## [Your instructions]
Every record below should be written out exactly; pictures stay out.

## [Material to process]
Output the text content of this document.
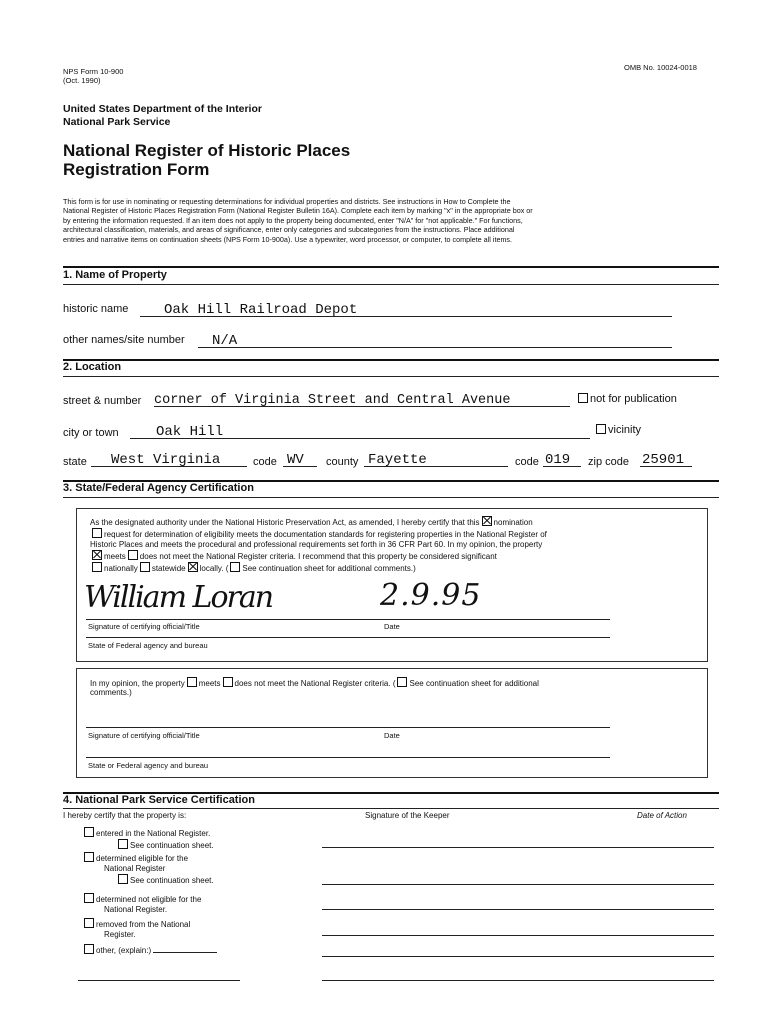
NPS Form 10-900
(Oct. 1990)
OMB No. 10024-0018
United States Department of the Interior
National Park Service
National Register of Historic Places
Registration Form
This form is for use in nominating or requesting determinations for individual properties and districts. See instructions in How to Complete the
National Register of Historic Places Registration Form (National Register Bulletin 16A). Complete each item by marking "x" in the appropriate box or
by entering the information requested. If an item does not apply to the property being documented, enter "N/A" for "not applicable." For functions,
architectural classification, materials, and areas of significance, enter only categories and subcategories from the instructions. Place additional
entries and narrative items on continuation sheets (NPS Form 10-900a). Use a typewriter, word processor, or computer, to complete all items.
1. Name of Property
historic name	Oak Hill Railroad Depot
other names/site number	N/A
2. Location
street & number corner of Virginia Street and Central Avenue	not for publication
city or town	Oak Hill	vicinity
state	West Virginia	code WV	county Fayette	code 019	zip code 25901
3. State/Federal Agency Certification
As the designated authority under the National Historic Preservation Act, as amended, I hereby certify that this nomination
request for determination of eligibility meets the documentation standards for registering properties in the National Register of
Historic Places and meets the procedural and professional requirements set forth in 36 CFR Part 60. In my opinion, the property
meets does not meet the National Register criteria. I recommend that this property be considered significant
nationally statewide locally. ( See continuation sheet for additional comments.)
William Loran	2.9.95
Signature of certifying official/Title	Date
State of Federal agency and bureau
In my opinion, the property meets does not meet the National Register criteria. ( See continuation sheet for additional
comments.)
Signature of certifying official/Title	Date
State or Federal agency and bureau
4. National Park Service Certification
I hereby certify that the property is:	Signature of the Keeper	Date of Action
entered in the National Register.
See continuation sheet.
determined eligible for the
National Register
See continuation sheet.
determined not eligible for the
National Register.
removed from the National
Register.
other, (explain:)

## [Final result]
Output the text content of this document.
NPS Form 10-900
(Oct. 1990)
OMB No. 10024-0018
United States Department of the Interior
National Park Service
National Register of Historic Places
Registration Form
This form is for use in nominating or requesting determinations for individual properties and districts. See instructions in How to Complete the
National Register of Historic Places Registration Form (National Register Bulletin 16A). Complete each item by marking "x" in the appropriate box or
by entering the information requested. If an item does not apply to the property being documented, enter "N/A" for "not applicable." For functions,
architectural classification, materials, and areas of significance, enter only categories and subcategories from the instructions. Place additional
entries and narrative items on continuation sheets (NPS Form 10-900a). Use a typewriter, word processor, or computer, to complete all items.
1. Name of Property
historic name	Oak Hill Railroad Depot
other names/site number	N/A
2. Location
street & number corner of Virginia Street and Central Avenue	not for publication
city or town	Oak Hill	vicinity
state	West Virginia	code WV	county Fayette	code 019	zip code 25901
3. State/Federal Agency Certification
As the designated authority under the National Historic Preservation Act, as amended, I hereby certify that this nomination
request for determination of eligibility meets the documentation standards for registering properties in the National Register of
Historic Places and meets the procedural and professional requirements set forth in 36 CFR Part 60. In my opinion, the property
meets does not meet the National Register criteria. I recommend that this property be considered significant
nationally statewide locally. ( See continuation sheet for additional comments.)
William Loran	2.9.95
Signature of certifying official/Title	Date
State of Federal agency and bureau
In my opinion, the property meets does not meet the National Register criteria. ( See continuation sheet for additional
comments.)
Signature of certifying official/Title	Date
State or Federal agency and bureau
4. National Park Service Certification
I hereby certify that the property is:	Signature of the Keeper	Date of Action
entered in the National Register.
See continuation sheet.
determined eligible for the
National Register
See continuation sheet.
determined not eligible for the
National Register.
removed from the National
Register.
other, (explain:)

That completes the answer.